#### Supplied records:
______________________________

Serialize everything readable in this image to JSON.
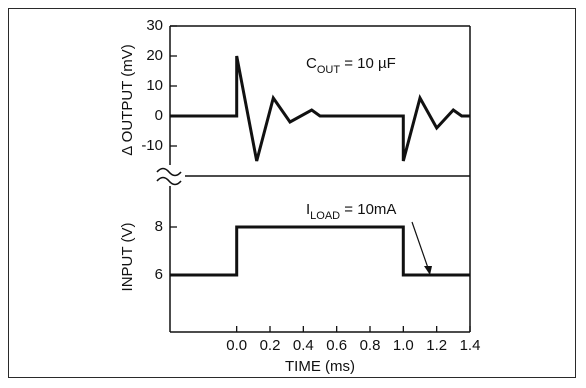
{
  "chart_data": {
    "type": "line",
    "x_ticks": [
      "0.0",
      "0.2",
      "0.4",
      "0.6",
      "0.8",
      "1.0",
      "1.2",
      "1.4"
    ],
    "xlabel": "TIME (ms)",
    "xlim": [
      -0.4,
      1.4
    ],
    "upper": {
      "ylabel": "Δ OUTPUT (mV)",
      "y_ticks": [
        "30",
        "20",
        "10",
        "0",
        "-10"
      ],
      "ylim": [
        -15,
        30
      ],
      "annotation": {
        "main": "C",
        "sub": "OUT",
        "rest": " = 10 µF"
      },
      "series": [
        {
          "x": [
            -0.4,
            0.0,
            0.0,
            0.12,
            0.22,
            0.32,
            0.45,
            0.5,
            0.62,
            0.98,
            1.0,
            1.0,
            1.1,
            1.2,
            1.3,
            1.35,
            1.4
          ],
          "y": [
            0,
            0,
            20,
            -15,
            6,
            -2,
            2,
            0,
            0,
            0,
            0,
            -15,
            6,
            -4,
            2,
            0,
            0
          ]
        }
      ]
    },
    "lower": {
      "ylabel": "INPUT (V)",
      "y_ticks": [
        "8",
        "6"
      ],
      "ylim": [
        4,
        9
      ],
      "annotation": {
        "main": "I",
        "sub": "LOAD",
        "rest": " = 10mA"
      },
      "series": [
        {
          "x": [
            -0.4,
            0.0,
            0.0,
            1.0,
            1.0,
            1.4
          ],
          "y": [
            6,
            6,
            8,
            8,
            6,
            6
          ]
        }
      ]
    },
    "grid": false,
    "axis_break": true
  }
}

______________________________

#### Problem requirements:
Above are the records; reproduce them exactly and leave out the pictures.

#### Output:
Serialize everything readable in this image to JSON.
{
  "chart_data": {
    "type": "line",
    "x_ticks": [
      "0.0",
      "0.2",
      "0.4",
      "0.6",
      "0.8",
      "1.0",
      "1.2",
      "1.4"
    ],
    "xlabel": "TIME (ms)",
    "xlim": [
      -0.4,
      1.4
    ],
    "upper": {
      "ylabel": "Δ OUTPUT (mV)",
      "y_ticks": [
        "30",
        "20",
        "10",
        "0",
        "-10"
      ],
      "ylim": [
        -15,
        30
      ],
      "annotation": {
        "main": "C",
        "sub": "OUT",
        "rest": " = 10 µF"
      },
      "series": [
        {
          "x": [
            -0.4,
            0.0,
            0.0,
            0.12,
            0.22,
            0.32,
            0.45,
            0.5,
            0.62,
            0.98,
            1.0,
            1.0,
            1.1,
            1.2,
            1.3,
            1.35,
            1.4
          ],
          "y": [
            0,
            0,
            20,
            -15,
            6,
            -2,
            2,
            0,
            0,
            0,
            0,
            -15,
            6,
            -4,
            2,
            0,
            0
          ]
        }
      ]
    },
    "lower": {
      "ylabel": "INPUT (V)",
      "y_ticks": [
        "8",
        "6"
      ],
      "ylim": [
        4,
        9
      ],
      "annotation": {
        "main": "I",
        "sub": "LOAD",
        "rest": " = 10mA"
      },
      "series": [
        {
          "x": [
            -0.4,
            0.0,
            0.0,
            1.0,
            1.0,
            1.4
          ],
          "y": [
            6,
            6,
            8,
            8,
            6,
            6
          ]
        }
      ]
    },
    "grid": false,
    "axis_break": true
  }
}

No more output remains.